■ **Problem to solve**:
Gather every line from the entries below that includes "Muestra".

■ **Exercise data**:
>>>>>

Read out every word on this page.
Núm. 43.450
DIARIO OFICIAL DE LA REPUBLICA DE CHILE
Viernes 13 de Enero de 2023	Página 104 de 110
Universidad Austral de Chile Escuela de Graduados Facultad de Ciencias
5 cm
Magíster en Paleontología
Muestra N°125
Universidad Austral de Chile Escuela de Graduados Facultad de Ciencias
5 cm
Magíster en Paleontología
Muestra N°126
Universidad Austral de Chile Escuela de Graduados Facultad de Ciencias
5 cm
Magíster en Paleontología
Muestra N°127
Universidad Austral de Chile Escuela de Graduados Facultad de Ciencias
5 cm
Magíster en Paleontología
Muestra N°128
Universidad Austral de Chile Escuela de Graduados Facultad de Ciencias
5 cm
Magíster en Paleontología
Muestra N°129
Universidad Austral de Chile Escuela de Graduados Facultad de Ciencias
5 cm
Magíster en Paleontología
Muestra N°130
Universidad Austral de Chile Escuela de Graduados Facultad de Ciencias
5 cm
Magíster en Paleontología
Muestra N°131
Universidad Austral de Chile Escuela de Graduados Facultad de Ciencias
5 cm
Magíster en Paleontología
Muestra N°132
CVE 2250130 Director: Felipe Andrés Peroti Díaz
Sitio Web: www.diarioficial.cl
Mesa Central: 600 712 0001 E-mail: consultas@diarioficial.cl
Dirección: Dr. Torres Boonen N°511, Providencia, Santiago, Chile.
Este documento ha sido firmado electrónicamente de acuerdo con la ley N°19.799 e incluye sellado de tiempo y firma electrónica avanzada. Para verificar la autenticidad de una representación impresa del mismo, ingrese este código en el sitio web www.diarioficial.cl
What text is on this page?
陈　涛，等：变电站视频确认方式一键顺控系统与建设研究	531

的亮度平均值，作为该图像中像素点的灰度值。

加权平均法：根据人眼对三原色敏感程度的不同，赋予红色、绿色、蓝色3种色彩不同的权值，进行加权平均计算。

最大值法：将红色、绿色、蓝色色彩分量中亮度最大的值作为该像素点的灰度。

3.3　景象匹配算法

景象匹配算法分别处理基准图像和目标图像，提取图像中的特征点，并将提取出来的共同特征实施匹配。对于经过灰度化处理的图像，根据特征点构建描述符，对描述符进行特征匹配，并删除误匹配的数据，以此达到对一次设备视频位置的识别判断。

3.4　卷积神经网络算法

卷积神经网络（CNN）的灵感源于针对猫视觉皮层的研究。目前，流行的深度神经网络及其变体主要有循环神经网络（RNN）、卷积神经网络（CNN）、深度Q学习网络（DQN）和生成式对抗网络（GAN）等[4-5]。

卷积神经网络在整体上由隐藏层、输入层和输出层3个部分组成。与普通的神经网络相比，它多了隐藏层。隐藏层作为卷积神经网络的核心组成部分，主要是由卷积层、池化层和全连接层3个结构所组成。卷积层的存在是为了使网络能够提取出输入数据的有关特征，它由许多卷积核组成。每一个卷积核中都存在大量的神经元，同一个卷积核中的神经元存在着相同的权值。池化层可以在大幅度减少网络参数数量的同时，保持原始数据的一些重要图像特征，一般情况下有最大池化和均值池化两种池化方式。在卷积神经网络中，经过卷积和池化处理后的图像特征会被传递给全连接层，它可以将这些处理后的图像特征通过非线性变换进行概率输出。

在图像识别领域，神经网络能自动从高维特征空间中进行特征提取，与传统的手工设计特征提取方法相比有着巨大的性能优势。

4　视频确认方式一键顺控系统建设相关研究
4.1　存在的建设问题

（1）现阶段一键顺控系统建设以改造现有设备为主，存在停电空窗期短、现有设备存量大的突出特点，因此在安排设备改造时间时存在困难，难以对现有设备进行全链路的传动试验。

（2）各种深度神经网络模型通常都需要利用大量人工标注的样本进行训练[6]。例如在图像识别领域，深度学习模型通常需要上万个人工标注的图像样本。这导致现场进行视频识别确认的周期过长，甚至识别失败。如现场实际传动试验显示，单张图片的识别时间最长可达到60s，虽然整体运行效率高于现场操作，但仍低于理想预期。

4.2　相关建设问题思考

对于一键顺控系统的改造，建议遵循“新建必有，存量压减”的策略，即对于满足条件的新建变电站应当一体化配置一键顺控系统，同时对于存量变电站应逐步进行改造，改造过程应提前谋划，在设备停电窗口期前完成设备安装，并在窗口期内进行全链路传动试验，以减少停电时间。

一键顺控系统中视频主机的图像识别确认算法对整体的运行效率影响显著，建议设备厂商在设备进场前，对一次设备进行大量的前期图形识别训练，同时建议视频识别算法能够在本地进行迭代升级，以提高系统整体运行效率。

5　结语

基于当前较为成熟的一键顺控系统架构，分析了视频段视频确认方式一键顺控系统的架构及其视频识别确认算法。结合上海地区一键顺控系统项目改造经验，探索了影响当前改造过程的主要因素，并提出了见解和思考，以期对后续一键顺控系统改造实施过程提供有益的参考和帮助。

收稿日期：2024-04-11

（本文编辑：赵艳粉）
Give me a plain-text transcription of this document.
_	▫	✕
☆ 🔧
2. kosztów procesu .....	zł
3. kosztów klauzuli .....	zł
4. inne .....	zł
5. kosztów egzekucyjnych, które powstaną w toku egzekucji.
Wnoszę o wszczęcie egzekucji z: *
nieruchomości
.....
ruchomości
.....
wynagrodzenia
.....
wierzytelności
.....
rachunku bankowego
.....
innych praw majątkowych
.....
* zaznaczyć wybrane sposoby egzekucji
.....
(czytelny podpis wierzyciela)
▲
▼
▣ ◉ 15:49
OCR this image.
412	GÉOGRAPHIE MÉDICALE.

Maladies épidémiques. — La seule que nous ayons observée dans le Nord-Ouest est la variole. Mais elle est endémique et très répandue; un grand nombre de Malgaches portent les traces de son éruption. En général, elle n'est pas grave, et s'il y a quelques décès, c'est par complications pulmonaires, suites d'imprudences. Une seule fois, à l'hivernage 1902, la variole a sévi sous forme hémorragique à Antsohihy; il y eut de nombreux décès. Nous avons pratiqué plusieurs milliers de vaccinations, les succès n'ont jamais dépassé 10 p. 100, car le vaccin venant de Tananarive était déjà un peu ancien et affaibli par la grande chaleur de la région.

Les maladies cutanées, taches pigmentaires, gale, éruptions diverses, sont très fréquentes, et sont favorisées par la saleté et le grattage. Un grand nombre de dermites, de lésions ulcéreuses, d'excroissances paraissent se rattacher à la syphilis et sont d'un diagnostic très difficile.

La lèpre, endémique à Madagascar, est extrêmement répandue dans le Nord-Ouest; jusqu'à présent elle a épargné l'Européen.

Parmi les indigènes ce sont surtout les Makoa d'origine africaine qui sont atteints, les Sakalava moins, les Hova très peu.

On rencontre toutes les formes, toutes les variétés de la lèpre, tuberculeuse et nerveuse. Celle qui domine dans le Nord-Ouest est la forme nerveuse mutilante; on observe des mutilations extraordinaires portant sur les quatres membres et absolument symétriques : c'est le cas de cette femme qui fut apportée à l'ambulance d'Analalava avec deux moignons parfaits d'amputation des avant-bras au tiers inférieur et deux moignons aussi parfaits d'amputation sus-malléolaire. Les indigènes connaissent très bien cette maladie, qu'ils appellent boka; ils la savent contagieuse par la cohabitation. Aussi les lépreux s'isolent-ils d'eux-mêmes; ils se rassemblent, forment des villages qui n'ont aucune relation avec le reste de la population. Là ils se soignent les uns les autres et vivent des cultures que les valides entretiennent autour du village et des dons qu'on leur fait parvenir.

<<<<<

■ **Answer**:
Muestra N°125
Muestra N°126
Muestra N°127
Muestra N°128
Muestra N°129
Muestra N°130
Muestra N°131
Muestra N°132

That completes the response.